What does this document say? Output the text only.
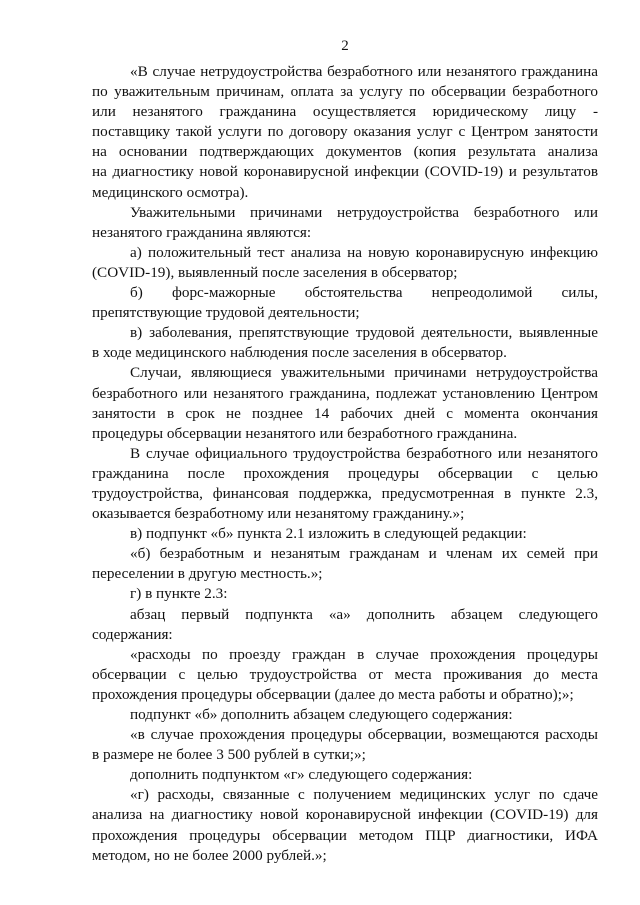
2

«В случае нетрудоустройства безработного или незанятого гражданина
по уважительным причинам, оплата за услугу по обсервации безработного
или незанятого гражданина осуществляется юридическому лицу -
поставщику такой услуги по договору оказания услуг с Центром занятости
на основании подтверждающих документов (копия результата анализа
на диагностику новой коронавирусной инфекции (COVID-19) и результатов
медицинского осмотра).

Уважительными причинами нетрудоустройства безработного или
незанятого гражданина являются:

а) положительный тест анализа на новую коронавирусную инфекцию
(COVID-19), выявленный после заселения в обсерватор;

б) форс-мажорные обстоятельства непреодолимой силы,
препятствующие трудовой деятельности;

в) заболевания, препятствующие трудовой деятельности, выявленные
в ходе медицинского наблюдения после заселения в обсерватор.

Случаи, являющиеся уважительными причинами нетрудоустройства
безработного или незанятого гражданина, подлежат установлению Центром
занятости в срок не позднее 14 рабочих дней с момента окончания
процедуры обсервации незанятого или безработного гражданина.

В случае официального трудоустройства безработного или незанятого
гражданина после прохождения процедуры обсервации с целью
трудоустройства, финансовая поддержка, предусмотренная в пункте 2.3,
оказывается безработному или незанятому гражданину.»;

в) подпункт «б» пункта 2.1 изложить в следующей редакции:

«б) безработным и незанятым гражданам и членам их семей при
переселении в другую местность.»;

г) в пункте 2.3:

абзац первый подпункта «а» дополнить абзацем следующего
содержания:

«расходы по проезду граждан в случае прохождения процедуры
обсервации с целью трудоустройства от места проживания до места
прохождения процедуры обсервации (далее до места работы и обратно);»;

подпункт «б» дополнить абзацем следующего содержания:

«в случае прохождения процедуры обсервации, возмещаются расходы
в размере не более 3 500 рублей в сутки;»;

дополнить подпунктом «г» следующего содержания:

«г) расходы, связанные с получением медицинских услуг по сдаче
анализа на диагностику новой коронавирусной инфекции (COVID-19) для
прохождения процедуры обсервации методом ПЦР диагностики, ИФА
методом, но не более 2000 рублей.»;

Problem to work on: Some lines of the data above may hold the word "абзацем"; report how many do, and nothing else.

Full response: 2